Source passage |
Armona Island (“Ilha de Armona”) is a pedestrian-only retreat, owned and managed by the Ria Formosa National Park, and reachable via a 15 minute walk-on ferry from Olhão, the Algarve’s largest fishing port. The quick boat ride is a perfect buffer between you and the Algarve crowds: Armona’s many beaches are blissfully empty each morning and evening, and the more hidden of Armona’s beaches — such as the one directly behind Casa Armona— are delightfully wide open during the day… even in August. Perfect for your family holiday!

Ria Formosa

The Ria Formosa is an estuary that runs much of the length of the Eastern Algarve. The Ria Formosa Natural Park is a 60km protected coastal zone, dedicated to protecting the wildlife and culture of this area. A large part of the park is made up of the barrier island system, including Armona Island. Shellfish farming is extensive, with 80% of Portuguese clam exports coming from this area alone. For more information, read about Ria Formosa Natural Park.

What does pedestrian-only mean, really?

Armona Island has a “main street” that starts at the ferry dock and is only a few buildings long, before giving way to houses and the occational shop or café. All motor traffic is prohibited (aside from occational service vehicles belonging to the Park), so you’ll share the small paved lane with other people on foot, a few bicylces, scooters and skates–mostly belonging to children. Since you leave the crowds and hotels behind you in Olhão, the island is the perfect place to relax, and–in the morning and evenings–the beaches will be practically deserted, even in the summer.


Pack light. Dress is casual in the Algarve. But bring a light sweater/sweatshirt–the evenings can be cool and breezy, even in August.

Dataset content |
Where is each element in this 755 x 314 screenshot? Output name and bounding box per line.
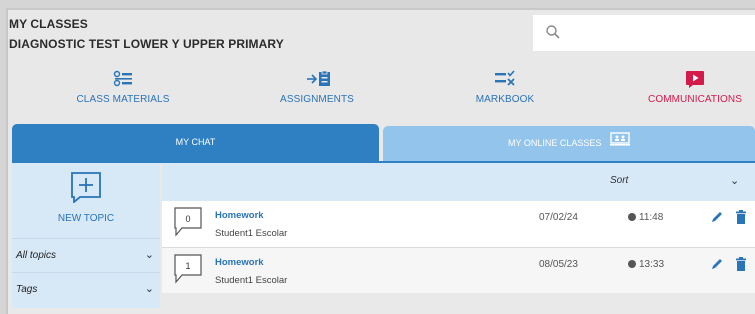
nav-communications[interactable]: COMMUNICATIONS xyxy=(595,70,755,105)
topic-author: Student1 Escolar xyxy=(215,275,288,286)
delete-icon[interactable] xyxy=(735,210,747,229)
topic-list: Sort ⌄ 0 Homework Student1 Escolar 07/02… xyxy=(162,163,755,308)
comment-count: 1 xyxy=(185,261,190,271)
search-icon[interactable] xyxy=(545,24,561,45)
tab-label: MY CHAT xyxy=(175,137,216,147)
filter-tags[interactable]: Tags ⌄ xyxy=(12,272,160,304)
filter-label: Tags xyxy=(16,284,38,295)
sidebar: NEW TOPIC All topics ⌄ Tags ⌄ xyxy=(12,163,160,308)
topic-time: 13:33 xyxy=(628,259,664,270)
nav-label: CLASS MATERIALS xyxy=(76,94,170,105)
tab-my-online-classes[interactable]: MY ONLINE CLASSES xyxy=(383,126,755,161)
comment-count-icon: 1 xyxy=(174,254,202,289)
class-name: DIAGNOSTIC TEST LOWER Y UPPER PRIMARY xyxy=(9,37,284,51)
topic-title-link[interactable]: Homework xyxy=(215,257,264,268)
header: MY CLASSES DIAGNOSTIC TEST LOWER Y UPPER… xyxy=(8,10,755,130)
nav-assignments[interactable]: ASSIGNMENTS xyxy=(217,70,417,105)
nav-label: ASSIGNMENTS xyxy=(280,94,354,105)
new-topic-icon xyxy=(70,171,102,208)
chevron-down-icon: ⌄ xyxy=(144,283,154,295)
topic-time-value: 11:48 xyxy=(639,212,664,223)
delete-icon[interactable] xyxy=(735,257,747,276)
nav-label: COMMUNICATIONS xyxy=(648,94,742,105)
topic-row[interactable]: 1 Homework Student1 Escolar 08/05/23 13:… xyxy=(162,247,755,293)
edit-icon[interactable] xyxy=(710,257,724,276)
topic-author: Student1 Escolar xyxy=(215,228,288,239)
tab-my-chat[interactable]: MY CHAT xyxy=(12,124,379,161)
sort-dropdown[interactable]: Sort ⌄ xyxy=(162,163,755,201)
markbook-icon xyxy=(494,70,516,88)
tabs: MY CHAT MY ONLINE CLASSES xyxy=(12,124,755,161)
nav-label: MARKBOOK xyxy=(475,94,535,105)
clock-icon xyxy=(628,213,636,221)
nav-markbook[interactable]: MARKBOOK xyxy=(405,70,605,105)
topic-time: 11:48 xyxy=(628,212,663,223)
topic-row[interactable]: 0 Homework Student1 Escolar 07/02/24 11:… xyxy=(162,201,755,247)
online-class-icon xyxy=(609,126,630,161)
comment-count: 0 xyxy=(185,214,190,224)
search-box[interactable] xyxy=(533,15,755,51)
topic-title-link[interactable]: Homework xyxy=(215,210,264,221)
tab-label: MY ONLINE CLASSES xyxy=(508,138,602,148)
clock-icon xyxy=(628,260,636,268)
topic-date: 07/02/24 xyxy=(539,212,578,223)
filter-label: All topics xyxy=(16,250,57,261)
assignment-icon xyxy=(306,70,330,88)
chevron-down-icon: ⌄ xyxy=(730,175,740,187)
list-icon xyxy=(112,70,134,88)
topic-time-value: 13:33 xyxy=(639,259,665,270)
comment-count-icon: 0 xyxy=(174,207,202,242)
new-topic-button[interactable]: NEW TOPIC xyxy=(12,163,160,231)
page-title: MY CLASSES xyxy=(9,17,88,31)
topic-date: 08/05/23 xyxy=(539,259,578,270)
nav-class-materials[interactable]: CLASS MATERIALS xyxy=(23,70,223,105)
edit-icon[interactable] xyxy=(710,210,724,229)
search-input[interactable] xyxy=(571,23,751,43)
chevron-down-icon: ⌄ xyxy=(144,249,154,261)
new-topic-label: NEW TOPIC xyxy=(57,213,115,224)
play-icon xyxy=(684,70,706,88)
sort-label: Sort xyxy=(610,175,629,186)
filter-all-topics[interactable]: All topics ⌄ xyxy=(12,238,160,270)
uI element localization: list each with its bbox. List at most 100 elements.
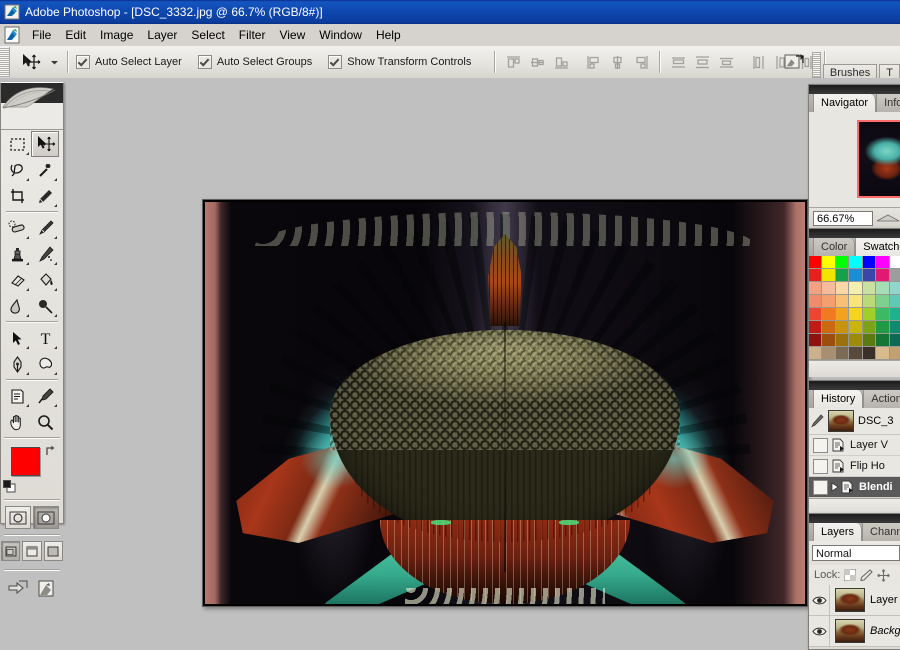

To do |
(a) Answer these from the Armona Island text, one line each:
(i) Who owns and manages Armona Island?
(ii) How does the text describe Olhão?
(iii) What makes up a large part of the Ria Formosa Natural Park?
(b) List every numeric figure given in the Armona Island text, and say what each one measures.
(c) Reproduce word for word the part of the Armona Island text that begins with the words containing "The Ria Formosa is" and ends with "pedestrian-only mean, really?".

Task-by-task results |
(a)
(i) The Ria Formosa National Park.
(ii) The Algarve's largest fishing port.
(iii) The barrier island system, including Armona Island.

(b)
- 15 minutes: the length of the walk-on ferry ride from Olhão to Armona Island
- 60 km: the length of the protected coastal zone of the Ria Formosa Natural Park
- 80%: the share of Portuguese clam exports that come from this area

(c)
The Ria Formosa is an estuary that runs much of the length of the Eastern Algarve. The Ria Formosa Natural Park is a 60km protected coastal zone, dedicated to protecting the wildlife and culture of this area. A large part of the park is made up of the barrier island system, including Armona Island. Shellfish farming is extensive, with 80% of Portuguese clam exports coming from this area alone. For more information, read about Ria Formosa Natural Park.

What does pedestrian-only mean, really?